>> Start
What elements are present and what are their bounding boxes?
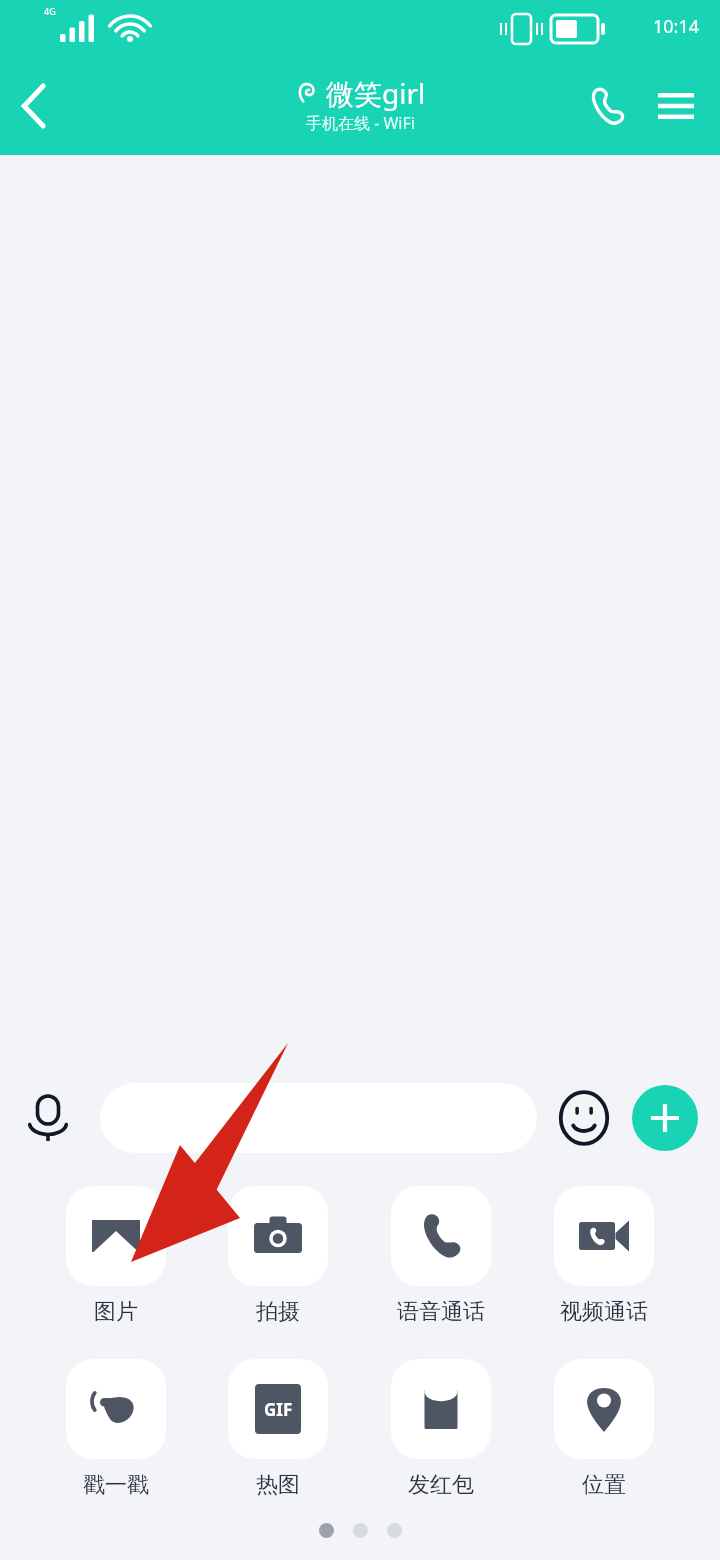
button[interactable]: Emoji: [550, 1084, 618, 1152]
button[interactable]: 微笑girl: [295, 74, 426, 134]
staticText: 图片: [94, 1298, 138, 1326]
staticText: 4G: [44, 5, 56, 17]
staticText: 微笑girl: [326, 74, 426, 112]
staticText: 视频通话: [560, 1298, 648, 1326]
staticText: 10:14: [653, 14, 700, 39]
button[interactable]: 戳一戳: [35, 1359, 197, 1499]
staticText: 热图: [256, 1471, 300, 1499]
button[interactable]: 视频通话: [522, 1186, 685, 1326]
button[interactable]: 语音通话: [359, 1186, 522, 1326]
staticText: 手机在线 - WiFi: [306, 112, 415, 134]
staticText: 位置: [582, 1471, 626, 1499]
button[interactable]: Voice input: [8, 1078, 88, 1158]
button[interactable]: 图片: [35, 1186, 197, 1326]
button[interactable]: [100, 1083, 537, 1153]
staticText: 语音通话: [397, 1298, 485, 1326]
staticText: GIF: [264, 1398, 293, 1421]
button[interactable]: Back: [0, 70, 72, 142]
button[interactable]: 发红包: [359, 1359, 522, 1499]
button[interactable]: 位置: [522, 1359, 685, 1499]
button[interactable]: Menu: [646, 76, 706, 136]
button[interactable]: More: [632, 1085, 698, 1151]
staticText: 拍摄: [256, 1298, 300, 1326]
button[interactable]: 拍摄: [197, 1186, 359, 1326]
staticText: 戳一戳: [83, 1471, 149, 1499]
staticText: 发红包: [408, 1471, 474, 1499]
button[interactable]: GIF: [197, 1359, 359, 1499]
button[interactable]: Call: [578, 76, 638, 136]
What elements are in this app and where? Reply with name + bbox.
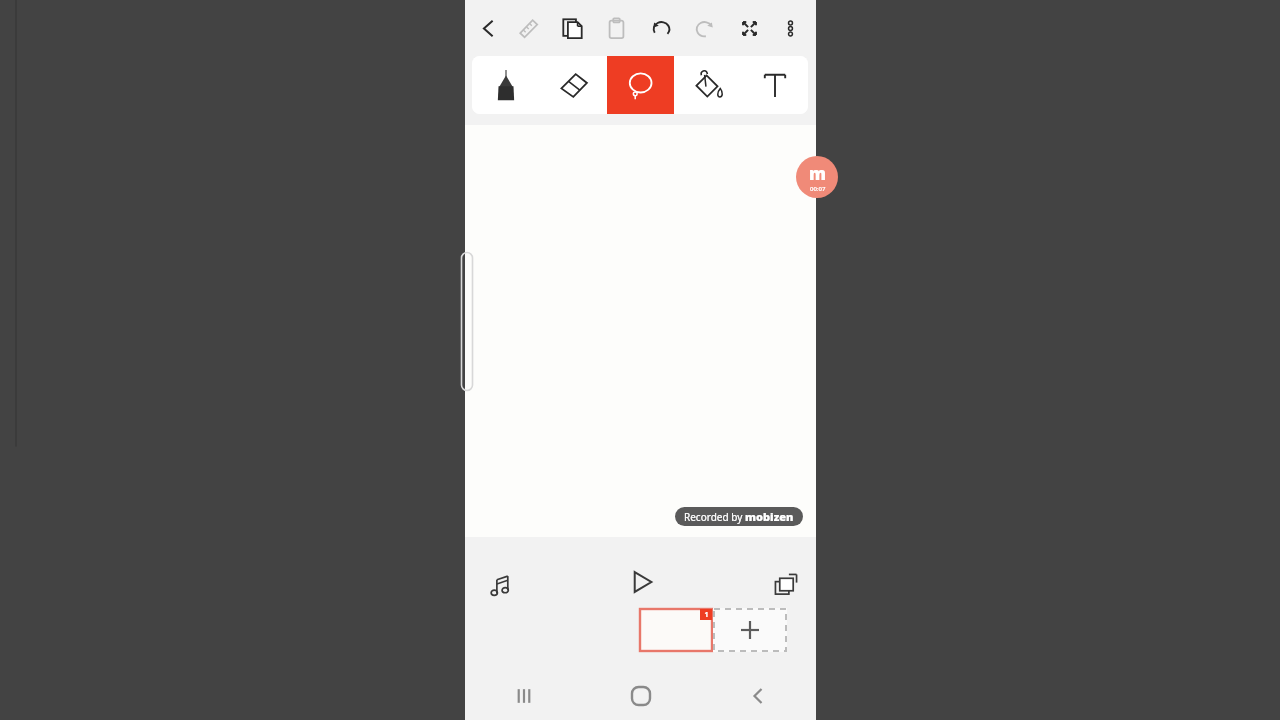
button[interactable]: Eraser [540,56,607,114]
button[interactable]: Ruler [508,8,548,48]
button[interactable]: Back [699,672,816,720]
button[interactable]: Undo [641,8,681,48]
button[interactable]: Play [619,559,665,605]
button[interactable]: Lasso select [607,56,674,114]
button[interactable]: More options [770,8,810,48]
button[interactable]: Redo [684,8,724,48]
button[interactable]: Recent apps [465,672,582,720]
staticText: Recorded by [684,510,745,524]
button[interactable]: Fullscreen [729,8,769,48]
button[interactable]: Layers [766,565,806,605]
button[interactable]: Copy [552,8,592,48]
button[interactable]: Back [468,8,508,48]
button[interactable]: Fill [674,56,741,114]
staticText: 1 [704,610,709,620]
button[interactable]: Home [582,672,699,720]
button[interactable]: Paste [596,8,636,48]
staticText: m [809,162,826,185]
staticText: mobizen [745,509,794,524]
button[interactable]: Add frame [713,608,787,652]
button[interactable]: 1 [639,608,713,652]
button[interactable]: Pen [472,56,540,114]
button[interactable]: Mobizen recorder [796,156,838,198]
button[interactable]: Music [481,567,519,605]
staticText: 00:07 [810,185,826,193]
button[interactable]: Text [741,56,808,114]
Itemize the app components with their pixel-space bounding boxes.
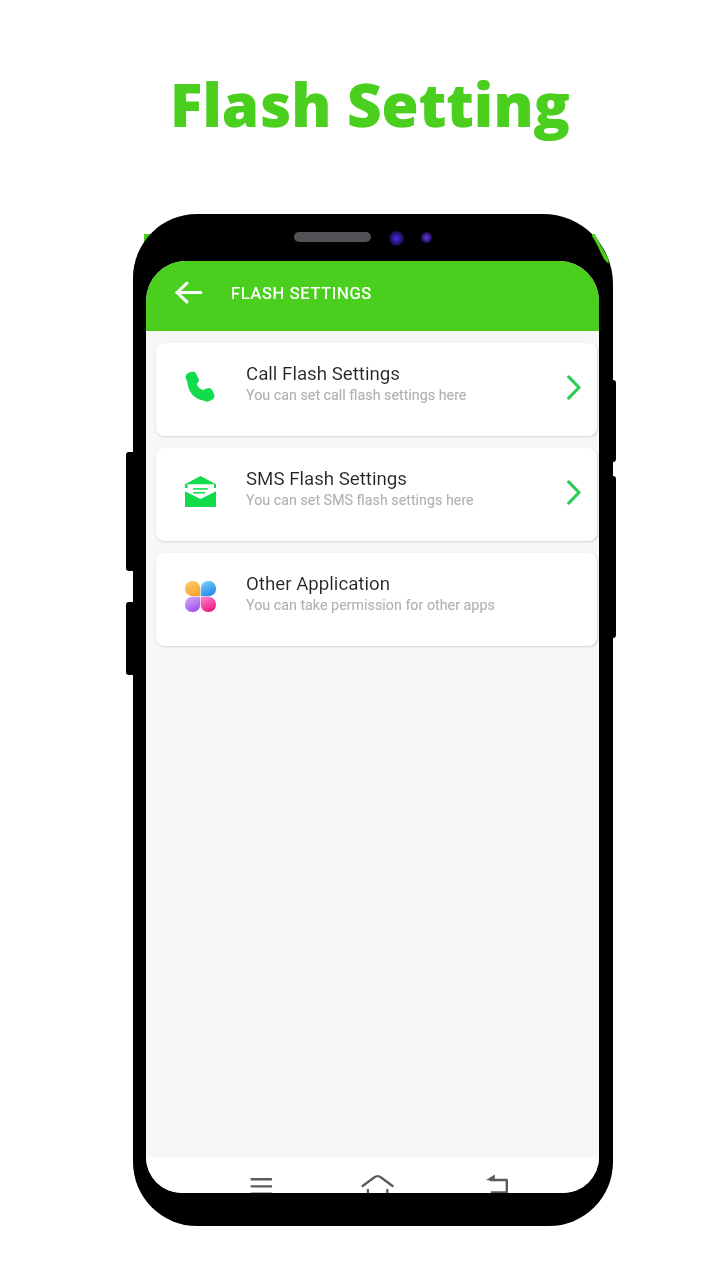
button[interactable]: Home bbox=[353, 1159, 401, 1193]
button[interactable]: Call Flash Settings bbox=[156, 343, 597, 436]
staticText: You can set SMS flash settings here bbox=[246, 492, 474, 509]
staticText: You can take permission for other apps bbox=[246, 597, 495, 614]
button[interactable]: Back bbox=[472, 1157, 520, 1193]
staticText: FLASH SETTINGS bbox=[231, 284, 372, 303]
staticText: Other Application bbox=[246, 573, 390, 595]
button[interactable]: SMS Flash Settings bbox=[156, 448, 597, 541]
button[interactable]: Other Application bbox=[156, 553, 597, 646]
staticText: Call Flash Settings bbox=[246, 363, 400, 385]
staticText: SMS Flash Settings bbox=[246, 468, 407, 490]
button[interactable]: Back bbox=[165, 269, 211, 315]
staticText: You can set call flash settings here bbox=[246, 387, 467, 404]
staticText: Flash Setting bbox=[10, 63, 720, 145]
button[interactable]: Recent apps bbox=[237, 1158, 285, 1193]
>> End
## Directive
Please copy every line of the material above without changing a character, and leave out the pictures.

## Response for this exercise
What elements are present and what are their bounding boxes?
button[interactable]: Emoji: [550, 1084, 618, 1152]
button[interactable]: 微笑girl: [295, 74, 426, 134]
staticText: 图片: [94, 1298, 138, 1326]
staticText: 4G: [44, 5, 56, 17]
staticText: 微笑girl: [326, 74, 426, 112]
staticText: 视频通话: [560, 1298, 648, 1326]
staticText: 10:14: [653, 14, 700, 39]
button[interactable]: 戳一戳: [35, 1359, 197, 1499]
staticText: 热图: [256, 1471, 300, 1499]
button[interactable]: 视频通话: [522, 1186, 685, 1326]
button[interactable]: 语音通话: [359, 1186, 522, 1326]
staticText: 手机在线 - WiFi: [306, 112, 415, 134]
staticText: 位置: [582, 1471, 626, 1499]
button[interactable]: Voice input: [8, 1078, 88, 1158]
button[interactable]: 图片: [35, 1186, 197, 1326]
button[interactable]: [100, 1083, 537, 1153]
staticText: 语音通话: [397, 1298, 485, 1326]
staticText: GIF: [264, 1398, 293, 1421]
button[interactable]: Back: [0, 70, 72, 142]
button[interactable]: 发红包: [359, 1359, 522, 1499]
button[interactable]: 位置: [522, 1359, 685, 1499]
button[interactable]: Menu: [646, 76, 706, 136]
button[interactable]: More: [632, 1085, 698, 1151]
staticText: 拍摄: [256, 1298, 300, 1326]
button[interactable]: 拍摄: [197, 1186, 359, 1326]
staticText: 戳一戳: [83, 1471, 149, 1499]
staticText: 发红包: [408, 1471, 474, 1499]
button[interactable]: GIF: [197, 1359, 359, 1499]
button[interactable]: Call: [578, 76, 638, 136]
What elements are in this app and where? Reply with name + bbox.
button[interactable]: Eraser [540,56,607,114]
button[interactable]: Ruler [508,8,548,48]
button[interactable]: Back [699,672,816,720]
button[interactable]: Undo [641,8,681,48]
button[interactable]: Play [619,559,665,605]
button[interactable]: Lasso select [607,56,674,114]
button[interactable]: More options [770,8,810,48]
button[interactable]: Redo [684,8,724,48]
button[interactable]: Recent apps [465,672,582,720]
staticText: Recorded by [684,510,745,524]
button[interactable]: Fullscreen [729,8,769,48]
button[interactable]: Layers [766,565,806,605]
button[interactable]: Copy [552,8,592,48]
button[interactable]: Back [468,8,508,48]
button[interactable]: Fill [674,56,741,114]
staticText: 1 [704,610,709,620]
button[interactable]: Home [582,672,699,720]
button[interactable]: Paste [596,8,636,48]
staticText: m [809,162,826,185]
staticText: mobizen [745,509,794,524]
button[interactable]: Add frame [713,608,787,652]
button[interactable]: 1 [639,608,713,652]
button[interactable]: Pen [472,56,540,114]
button[interactable]: Mobizen recorder [796,156,838,198]
button[interactable]: Music [481,567,519,605]
staticText: 00:07 [810,185,826,193]
button[interactable]: Text [741,56,808,114]
Itemize the app components with their pixel-space bounding boxes.
button[interactable]: Home bbox=[353, 1159, 401, 1193]
button[interactable]: Call Flash Settings bbox=[156, 343, 597, 436]
staticText: You can set SMS flash settings here bbox=[246, 492, 474, 509]
staticText: You can take permission for other apps bbox=[246, 597, 495, 614]
button[interactable]: Back bbox=[472, 1157, 520, 1193]
staticText: FLASH SETTINGS bbox=[231, 284, 372, 303]
staticText: Other Application bbox=[246, 573, 390, 595]
button[interactable]: SMS Flash Settings bbox=[156, 448, 597, 541]
button[interactable]: Other Application bbox=[156, 553, 597, 646]
staticText: Call Flash Settings bbox=[246, 363, 400, 385]
staticText: SMS Flash Settings bbox=[246, 468, 407, 490]
button[interactable]: Back bbox=[165, 269, 211, 315]
staticText: You can set call flash settings here bbox=[246, 387, 467, 404]
staticText: Flash Setting bbox=[10, 63, 720, 145]
button[interactable]: Recent apps bbox=[237, 1158, 285, 1193]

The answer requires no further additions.